Each entry here needs to be set down again exactly, please; pictures are left out.

■ ■ ■ ■ ■

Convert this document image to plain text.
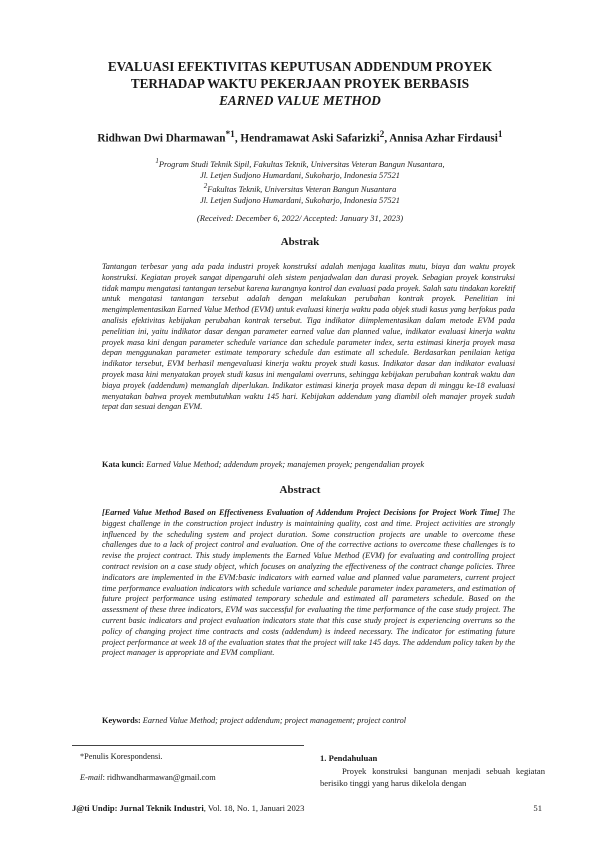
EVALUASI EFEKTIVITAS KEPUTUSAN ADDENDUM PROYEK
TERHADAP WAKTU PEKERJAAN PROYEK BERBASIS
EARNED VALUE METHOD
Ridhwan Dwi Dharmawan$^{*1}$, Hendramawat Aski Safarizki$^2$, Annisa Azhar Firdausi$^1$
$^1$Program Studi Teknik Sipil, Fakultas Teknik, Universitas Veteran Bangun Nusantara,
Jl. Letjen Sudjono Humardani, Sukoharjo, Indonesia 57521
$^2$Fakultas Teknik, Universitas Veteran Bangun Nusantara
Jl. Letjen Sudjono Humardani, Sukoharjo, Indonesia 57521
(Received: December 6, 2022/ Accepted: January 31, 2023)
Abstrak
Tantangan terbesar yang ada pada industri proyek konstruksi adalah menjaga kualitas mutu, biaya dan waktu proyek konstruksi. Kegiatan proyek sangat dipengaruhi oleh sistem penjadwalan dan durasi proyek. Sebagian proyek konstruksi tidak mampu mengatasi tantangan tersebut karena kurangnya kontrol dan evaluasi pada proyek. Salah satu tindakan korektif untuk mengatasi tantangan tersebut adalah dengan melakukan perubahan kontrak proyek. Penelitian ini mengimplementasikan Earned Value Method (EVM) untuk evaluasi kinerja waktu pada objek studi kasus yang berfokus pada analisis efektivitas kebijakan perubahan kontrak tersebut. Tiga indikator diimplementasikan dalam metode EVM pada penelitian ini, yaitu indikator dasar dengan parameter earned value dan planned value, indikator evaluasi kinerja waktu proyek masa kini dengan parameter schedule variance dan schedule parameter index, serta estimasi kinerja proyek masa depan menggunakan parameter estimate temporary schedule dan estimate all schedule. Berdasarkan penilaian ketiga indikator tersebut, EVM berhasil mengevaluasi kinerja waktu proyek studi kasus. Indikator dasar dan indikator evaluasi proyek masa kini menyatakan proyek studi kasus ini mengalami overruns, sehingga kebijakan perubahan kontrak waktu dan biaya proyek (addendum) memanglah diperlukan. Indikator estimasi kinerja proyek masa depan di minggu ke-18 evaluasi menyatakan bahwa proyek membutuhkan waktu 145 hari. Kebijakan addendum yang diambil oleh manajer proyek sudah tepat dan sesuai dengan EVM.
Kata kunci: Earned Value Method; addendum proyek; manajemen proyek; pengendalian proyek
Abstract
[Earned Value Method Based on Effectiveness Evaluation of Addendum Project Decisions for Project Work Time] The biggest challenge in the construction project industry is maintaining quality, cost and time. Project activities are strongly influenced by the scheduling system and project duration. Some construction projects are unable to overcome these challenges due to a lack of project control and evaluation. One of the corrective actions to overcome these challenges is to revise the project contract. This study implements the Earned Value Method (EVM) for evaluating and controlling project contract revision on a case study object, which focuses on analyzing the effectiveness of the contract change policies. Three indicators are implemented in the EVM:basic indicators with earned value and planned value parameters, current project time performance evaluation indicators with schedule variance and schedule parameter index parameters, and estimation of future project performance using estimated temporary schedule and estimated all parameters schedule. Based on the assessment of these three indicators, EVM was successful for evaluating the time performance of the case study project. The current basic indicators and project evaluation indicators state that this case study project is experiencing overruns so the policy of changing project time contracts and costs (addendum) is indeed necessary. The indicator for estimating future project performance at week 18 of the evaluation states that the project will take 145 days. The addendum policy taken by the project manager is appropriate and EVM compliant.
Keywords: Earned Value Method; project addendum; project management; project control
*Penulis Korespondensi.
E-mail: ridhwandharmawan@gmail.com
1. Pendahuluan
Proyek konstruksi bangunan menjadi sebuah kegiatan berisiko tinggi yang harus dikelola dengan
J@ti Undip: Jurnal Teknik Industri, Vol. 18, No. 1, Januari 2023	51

■ ■ ■ ■ ■

■ Problem solution:
Convert this document image to plain text.
EVALUASI EFEKTIVITAS KEPUTUSAN ADDENDUM PROYEK
TERHADAP WAKTU PEKERJAAN PROYEK BERBASIS
EARNED VALUE METHOD
Ridhwan Dwi Dharmawan$^{*1}$, Hendramawat Aski Safarizki$^2$, Annisa Azhar Firdausi$^1$
$^1$Program Studi Teknik Sipil, Fakultas Teknik, Universitas Veteran Bangun Nusantara,
Jl. Letjen Sudjono Humardani, Sukoharjo, Indonesia 57521
$^2$Fakultas Teknik, Universitas Veteran Bangun Nusantara
Jl. Letjen Sudjono Humardani, Sukoharjo, Indonesia 57521
(Received: December 6, 2022/ Accepted: January 31, 2023)
Abstrak
Tantangan terbesar yang ada pada industri proyek konstruksi adalah menjaga kualitas mutu, biaya dan waktu proyek konstruksi. Kegiatan proyek sangat dipengaruhi oleh sistem penjadwalan dan durasi proyek. Sebagian proyek konstruksi tidak mampu mengatasi tantangan tersebut karena kurangnya kontrol dan evaluasi pada proyek. Salah satu tindakan korektif untuk mengatasi tantangan tersebut adalah dengan melakukan perubahan kontrak proyek. Penelitian ini mengimplementasikan Earned Value Method (EVM) untuk evaluasi kinerja waktu pada objek studi kasus yang berfokus pada analisis efektivitas kebijakan perubahan kontrak tersebut. Tiga indikator diimplementasikan dalam metode EVM pada penelitian ini, yaitu indikator dasar dengan parameter earned value dan planned value, indikator evaluasi kinerja waktu proyek masa kini dengan parameter schedule variance dan schedule parameter index, serta estimasi kinerja proyek masa depan menggunakan parameter estimate temporary schedule dan estimate all schedule. Berdasarkan penilaian ketiga indikator tersebut, EVM berhasil mengevaluasi kinerja waktu proyek studi kasus. Indikator dasar dan indikator evaluasi proyek masa kini menyatakan proyek studi kasus ini mengalami overruns, sehingga kebijakan perubahan kontrak waktu dan biaya proyek (addendum) memanglah diperlukan. Indikator estimasi kinerja proyek masa depan di minggu ke-18 evaluasi menyatakan bahwa proyek membutuhkan waktu 145 hari. Kebijakan addendum yang diambil oleh manajer proyek sudah tepat dan sesuai dengan EVM.
Kata kunci: Earned Value Method; addendum proyek; manajemen proyek; pengendalian proyek
Abstract
[Earned Value Method Based on Effectiveness Evaluation of Addendum Project Decisions for Project Work Time] The biggest challenge in the construction project industry is maintaining quality, cost and time. Project activities are strongly influenced by the scheduling system and project duration. Some construction projects are unable to overcome these challenges due to a lack of project control and evaluation. One of the corrective actions to overcome these challenges is to revise the project contract. This study implements the Earned Value Method (EVM) for evaluating and controlling project contract revision on a case study object, which focuses on analyzing the effectiveness of the contract change policies. Three indicators are implemented in the EVM:basic indicators with earned value and planned value parameters, current project time performance evaluation indicators with schedule variance and schedule parameter index parameters, and estimation of future project performance using estimated temporary schedule and estimated all parameters schedule. Based on the assessment of these three indicators, EVM was successful for evaluating the time performance of the case study project. The current basic indicators and project evaluation indicators state that this case study project is experiencing overruns so the policy of changing project time contracts and costs (addendum) is indeed necessary. The indicator for estimating future project performance at week 18 of the evaluation states that the project will take 145 days. The addendum policy taken by the project manager is appropriate and EVM compliant.
Keywords: Earned Value Method; project addendum; project management; project control
*Penulis Korespondensi.
E-mail: ridhwandharmawan@gmail.com
1. Pendahuluan
Proyek konstruksi bangunan menjadi sebuah kegiatan berisiko tinggi yang harus dikelola dengan
J@ti Undip: Jurnal Teknik Industri, Vol. 18, No. 1, Januari 2023	51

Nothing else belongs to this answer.